**Data entries**

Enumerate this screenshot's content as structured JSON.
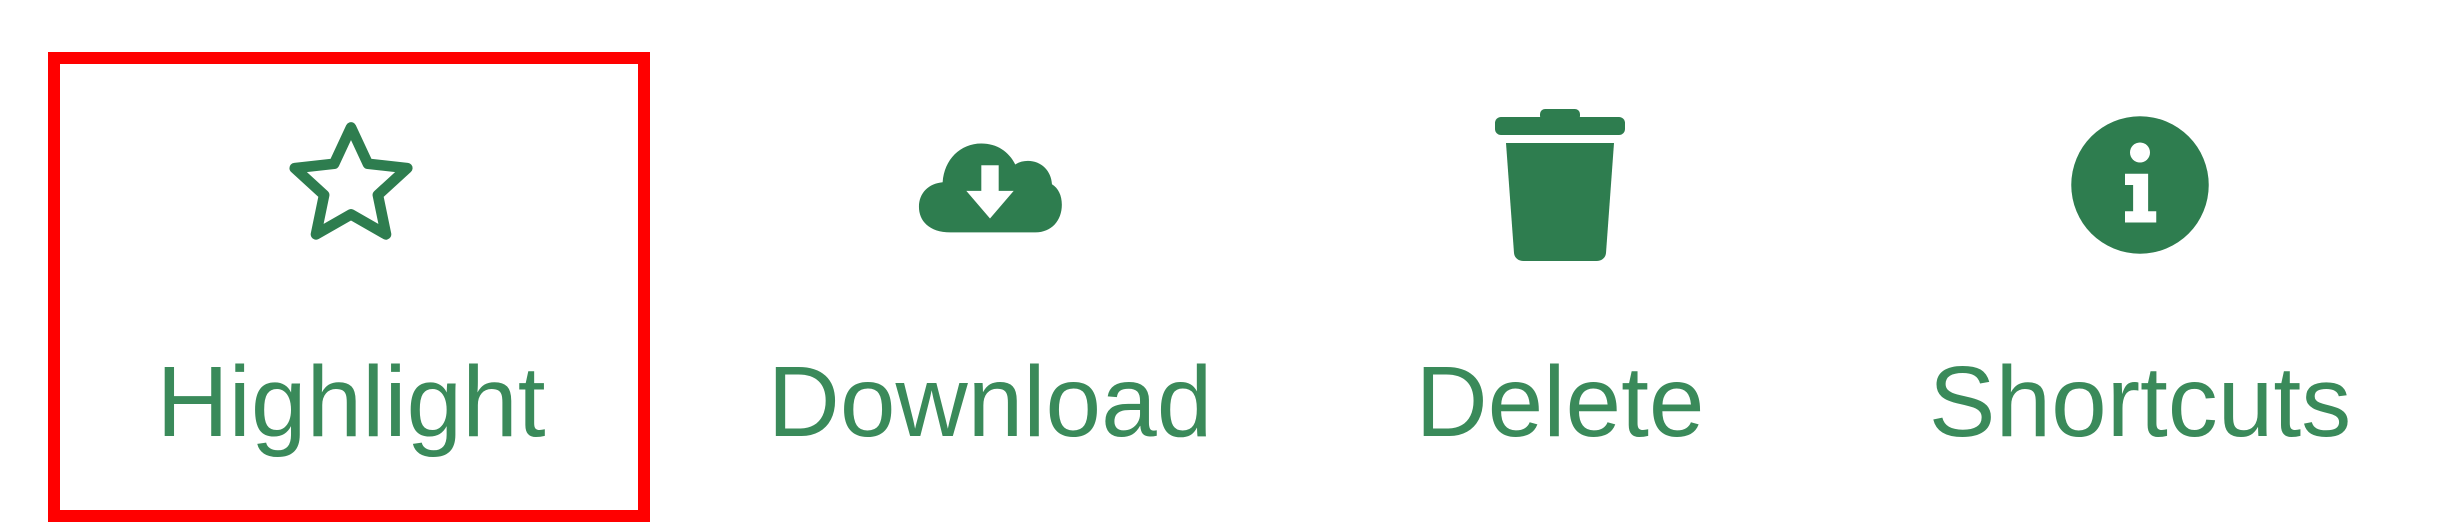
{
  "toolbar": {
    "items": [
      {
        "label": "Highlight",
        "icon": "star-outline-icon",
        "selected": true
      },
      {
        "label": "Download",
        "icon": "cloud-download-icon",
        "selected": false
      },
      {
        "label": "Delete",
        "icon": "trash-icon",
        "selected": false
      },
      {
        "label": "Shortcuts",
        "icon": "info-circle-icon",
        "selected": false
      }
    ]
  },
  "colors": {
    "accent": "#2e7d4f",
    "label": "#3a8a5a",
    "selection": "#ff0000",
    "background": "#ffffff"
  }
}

**Written exercise**
Retype the whole listing, keeping every line identical and omitting all pictures.

**Output for this task**
Enumerate this screenshot's content as structured JSON.
{
  "toolbar": {
    "items": [
      {
        "label": "Highlight",
        "icon": "star-outline-icon",
        "selected": true
      },
      {
        "label": "Download",
        "icon": "cloud-download-icon",
        "selected": false
      },
      {
        "label": "Delete",
        "icon": "trash-icon",
        "selected": false
      },
      {
        "label": "Shortcuts",
        "icon": "info-circle-icon",
        "selected": false
      }
    ]
  },
  "colors": {
    "accent": "#2e7d4f",
    "label": "#3a8a5a",
    "selection": "#ff0000",
    "background": "#ffffff"
  }
}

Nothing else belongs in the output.